##### Listed entries #####

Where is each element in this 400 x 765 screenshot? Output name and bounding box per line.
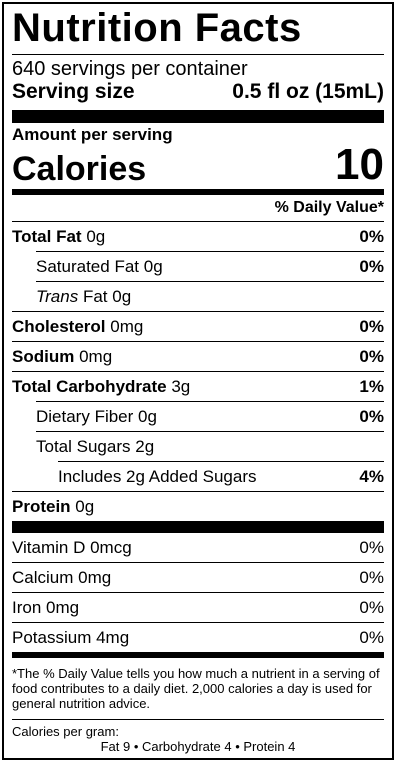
vitamin-name: Iron 0mg [12, 598, 80, 617]
amount-per-serving: Amount per serving [12, 125, 173, 144]
nutrient-amount: 2g [135, 437, 155, 456]
nutrient-row-dietary-fiber: Dietary Fiber 0g 0% [36, 401, 384, 431]
nutrient-row-trans-fat: Trans Fat 0g [36, 281, 384, 311]
vitamin-dv: 0% [359, 598, 384, 617]
nutrient-dv: 0% [359, 317, 384, 336]
nutrient-name: Total Carbohydrate [12, 377, 167, 396]
nutrient-amount: 0mg [79, 347, 113, 366]
calories-per-gram-label: Calories per gram: [12, 724, 119, 739]
nutrient-row-protein: Protein 0g [12, 491, 384, 521]
nutrient-name: Protein [12, 497, 71, 516]
calories-label: Calories [12, 150, 147, 188]
nutrient-name: Total Sugars [36, 437, 131, 456]
nutrient-name: Sodium [12, 347, 75, 366]
nutrient-amount: 0g [143, 257, 163, 276]
calories-per-gram-values: Fat 9 • Carbohydrate 4 • Protein 4 [100, 739, 296, 754]
label-title: Nutrition Facts [12, 6, 302, 50]
nutrient-dv: 0% [359, 407, 384, 426]
nutrient-dv: 0% [359, 257, 384, 276]
nutrient-dv: 1% [359, 377, 384, 396]
daily-value-header: % Daily Value* [274, 199, 384, 216]
servings-per-container: 640 servings per container [12, 58, 248, 80]
nutrient-name: Includes 2g Added Sugars [58, 467, 257, 486]
nutrient-amount: 0g [86, 227, 106, 246]
vitamin-dv: 0% [359, 568, 384, 587]
nutrient-amount: 0g [138, 407, 157, 426]
nutrient-name-italic: Trans [36, 287, 79, 306]
nutrient-row-total-sugars: Total Sugars 2g [36, 431, 384, 461]
nutrient-dv: 4% [359, 467, 384, 486]
nutrient-amount: 3g [171, 377, 191, 396]
nutrient-row-cholesterol: Cholesterol 0mg 0% [12, 311, 384, 341]
calories-row: Calories 10 [12, 140, 384, 189]
vitamin-name: Vitamin D 0mcg [12, 538, 132, 557]
vitamin-row: Iron 0mg 0% [12, 592, 384, 622]
nutrition-facts-label: Nutrition Facts 640 servings per contain… [2, 2, 394, 760]
nutrient-row-added-sugars: Includes 2g Added Sugars 4% [58, 461, 384, 491]
serving-size-label: Serving size [12, 80, 135, 103]
nutrient-dv: 0% [359, 347, 384, 366]
daily-value-footnote: *The % Daily Value tells you how much a … [12, 666, 380, 711]
nutrient-amount: 0mg [110, 317, 144, 336]
nutrient-row-sodium: Sodium 0mg 0% [12, 341, 384, 371]
thick-divider [12, 110, 384, 123]
nutrient-row-total-fat: Total Fat 0g 0% [12, 221, 384, 251]
nutrient-name: Cholesterol [12, 317, 106, 336]
serving-size-row: Serving size 0.5 fl oz (15mL) [12, 80, 384, 104]
serving-size-value: 0.5 fl oz (15mL) [232, 80, 384, 103]
vitamin-dv: 0% [359, 538, 384, 557]
vitamin-name: Calcium 0mg [12, 568, 112, 587]
divider [12, 719, 384, 720]
thick-divider [12, 521, 384, 533]
calories-value: 10 [335, 140, 384, 189]
vitamin-row: Vitamin D 0mcg 0% [12, 533, 384, 562]
nutrient-name: Saturated Fat [36, 257, 140, 276]
vitamin-row: Potassium 4mg 0% [12, 622, 384, 652]
medium-divider [12, 189, 384, 195]
nutrient-name: Total Fat [12, 227, 82, 246]
vitamin-name: Potassium 4mg [12, 628, 130, 647]
nutrient-amount: 0g [75, 497, 95, 516]
nutrient-dv: 0% [359, 227, 384, 246]
nutrient-amount: 0g [112, 287, 132, 306]
medium-divider [12, 652, 384, 658]
vitamin-dv: 0% [359, 628, 384, 647]
vitamin-row: Calcium 0mg 0% [12, 562, 384, 592]
nutrient-row-saturated-fat: Saturated Fat 0g 0% [36, 251, 384, 281]
nutrient-name: Dietary Fiber [36, 407, 134, 426]
divider [12, 54, 384, 55]
nutrient-row-total-carbohydrate: Total Carbohydrate 3g 1% [12, 371, 384, 401]
nutrient-name: Fat [82, 287, 108, 306]
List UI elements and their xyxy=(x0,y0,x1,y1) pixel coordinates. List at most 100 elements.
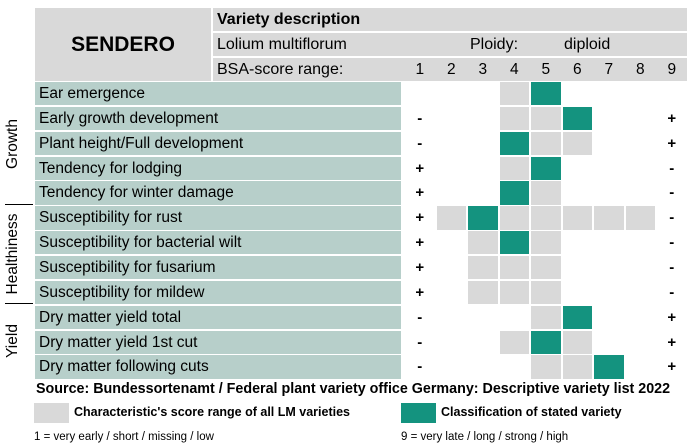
score-cell xyxy=(468,82,498,105)
score-cell-selected xyxy=(594,355,624,379)
score-cell xyxy=(626,331,656,354)
score-cell-selected xyxy=(499,131,529,156)
score-cell-selected xyxy=(499,181,529,205)
trait-name: Susceptibility for bacterial wilt xyxy=(35,231,401,255)
score-cell xyxy=(626,157,656,180)
score-cell xyxy=(437,306,467,329)
score-number: 6 xyxy=(572,61,582,78)
variety-name-cell xyxy=(35,8,211,81)
score-cell xyxy=(437,331,467,354)
group-label-growth: Growth xyxy=(4,119,21,169)
low-end-sign: - xyxy=(417,333,423,351)
score-number: 2 xyxy=(446,61,456,78)
score-number: 1 xyxy=(415,61,425,78)
score-cell xyxy=(468,132,498,155)
range-label: BSA-score range: xyxy=(217,61,344,78)
score-cell xyxy=(437,281,467,304)
trait-name: Dry matter following cuts xyxy=(35,355,401,379)
score-cell xyxy=(437,181,467,204)
score-cell xyxy=(594,157,624,180)
score-cell-range xyxy=(562,206,592,230)
score-cell xyxy=(563,82,593,105)
score-cell-range xyxy=(562,355,592,379)
low-end-sign: + xyxy=(415,209,425,227)
score-cell-range xyxy=(531,206,561,230)
score-cell xyxy=(437,231,467,254)
species-name: Lolium multiflorum xyxy=(217,36,347,53)
score-cell-range xyxy=(436,206,466,230)
score-cell xyxy=(500,355,530,378)
score-cell-range xyxy=(562,131,592,156)
score-cell xyxy=(594,107,624,130)
score-cell-range xyxy=(531,280,561,305)
score-cell-range xyxy=(499,106,529,131)
score-cell xyxy=(657,82,687,105)
score-cell xyxy=(626,231,656,254)
score-cell xyxy=(626,82,656,105)
score-cell-range xyxy=(625,206,655,230)
low-end-sign: - xyxy=(417,358,423,376)
score-number: 4 xyxy=(509,61,519,78)
score-cell-range xyxy=(531,106,561,131)
score-number: 9 xyxy=(667,61,677,78)
header-title: Variety description xyxy=(217,11,361,28)
source-note: Source: Bundessortenamt / Federal plant … xyxy=(36,381,671,397)
legend-selected-swatch xyxy=(401,403,436,423)
score-cell xyxy=(437,107,467,130)
group-separator xyxy=(5,204,33,205)
score-cell xyxy=(437,132,467,155)
score-cell-range xyxy=(499,280,529,305)
score-cell-selected xyxy=(562,305,592,329)
score-cell xyxy=(626,281,656,304)
score-cell xyxy=(594,132,624,155)
trait-name: Plant height/Full development xyxy=(35,131,401,156)
score-cell-selected xyxy=(531,330,561,354)
trait-name: Dry matter yield total xyxy=(35,305,401,329)
low-end-sign: + xyxy=(415,184,425,202)
trait-name: Tendency for winter damage xyxy=(35,181,401,205)
high-end-sign: + xyxy=(667,308,677,326)
group-label-yield: Yield xyxy=(4,324,21,358)
score-cell-range xyxy=(499,82,529,106)
trait-name: Susceptibility for rust xyxy=(35,206,401,230)
score-cell-range xyxy=(562,330,592,354)
score-cell xyxy=(437,256,467,279)
score-cell xyxy=(563,231,593,254)
low-end-sign: + xyxy=(415,258,425,276)
score-cell-range xyxy=(468,280,498,305)
score-cell xyxy=(468,331,498,354)
score-cell xyxy=(626,132,656,155)
score-cell xyxy=(468,181,498,204)
high-end-sign: - xyxy=(669,159,675,177)
score-cell xyxy=(563,157,593,180)
score-cell xyxy=(468,157,498,180)
score-cell xyxy=(437,355,467,378)
score-number: 3 xyxy=(478,61,488,78)
high-end-sign: + xyxy=(667,134,677,152)
score-cell xyxy=(563,281,593,304)
score-cell-range xyxy=(499,255,529,280)
score-cell xyxy=(594,181,624,204)
trait-name: Early growth development xyxy=(35,106,401,131)
trait-name: Tendency for lodging xyxy=(35,156,401,180)
score-cell-selected xyxy=(562,106,592,131)
score-cell xyxy=(626,256,656,279)
score-cell xyxy=(468,355,498,378)
score-cell xyxy=(468,107,498,130)
low-end-sign: + xyxy=(415,283,425,301)
low-end-sign: - xyxy=(417,308,423,326)
score-cell-range xyxy=(594,206,624,230)
score-cell xyxy=(626,107,656,130)
low-end-sign: - xyxy=(417,134,423,152)
score-number: 5 xyxy=(541,61,551,78)
score-cell-range xyxy=(531,305,561,329)
legend-range-swatch xyxy=(34,403,69,423)
score-number: 8 xyxy=(635,61,645,78)
high-end-sign: - xyxy=(669,258,675,276)
score-cell-selected xyxy=(499,231,529,255)
scale-high-note: 9 = very late / long / strong / high xyxy=(401,431,569,443)
score-cell-range xyxy=(499,330,529,354)
header-title-row xyxy=(213,8,687,31)
high-end-sign: - xyxy=(669,184,675,202)
score-cell xyxy=(626,355,656,378)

#####

Goal of the exercise: Gather from the data above every line with the string "Cholesterol".

Answer:
nutrient-row-cholesterol: Cholesterol 0mg 0% [12, 311, 384, 341]
nutrient-name: Cholesterol [12, 317, 106, 336]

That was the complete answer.